TO BE DONE
Write every line out verbatim and omit the pictures.

TASK DATA

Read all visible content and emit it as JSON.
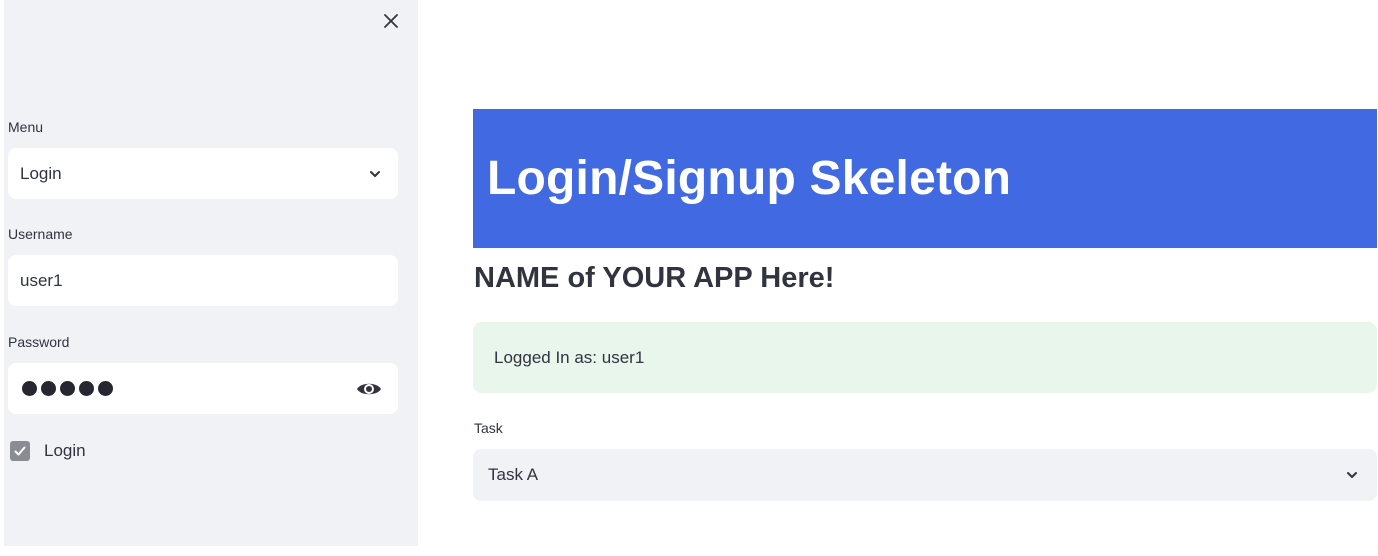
{
  "sidebar": {
    "close_icon": "close-icon",
    "menu": {
      "label": "Menu",
      "value": "Login"
    },
    "username": {
      "label": "Username",
      "value": "user1"
    },
    "password": {
      "label": "Password",
      "masked_length": 5,
      "toggle_icon": "eye-icon"
    },
    "login_checkbox": {
      "label": "Login",
      "checked": true
    }
  },
  "main": {
    "banner_title": "Login/Signup Skeleton",
    "subtitle": "NAME of YOUR APP Here!",
    "alert": {
      "text": "Logged In as: user1",
      "bg_color": "#e8f6ec"
    },
    "task": {
      "label": "Task",
      "value": "Task A"
    }
  },
  "colors": {
    "banner": "#4169e1",
    "sidebar_bg": "#f0f2f6",
    "text": "#31333f"
  }
}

TASK SOLUTION
Read all visible content and emit it as JSON.
{
  "sidebar": {
    "close_icon": "close-icon",
    "menu": {
      "label": "Menu",
      "value": "Login"
    },
    "username": {
      "label": "Username",
      "value": "user1"
    },
    "password": {
      "label": "Password",
      "masked_length": 5,
      "toggle_icon": "eye-icon"
    },
    "login_checkbox": {
      "label": "Login",
      "checked": true
    }
  },
  "main": {
    "banner_title": "Login/Signup Skeleton",
    "subtitle": "NAME of YOUR APP Here!",
    "alert": {
      "text": "Logged In as: user1",
      "bg_color": "#e8f6ec"
    },
    "task": {
      "label": "Task",
      "value": "Task A"
    }
  },
  "colors": {
    "banner": "#4169e1",
    "sidebar_bg": "#f0f2f6",
    "text": "#31333f"
  }
}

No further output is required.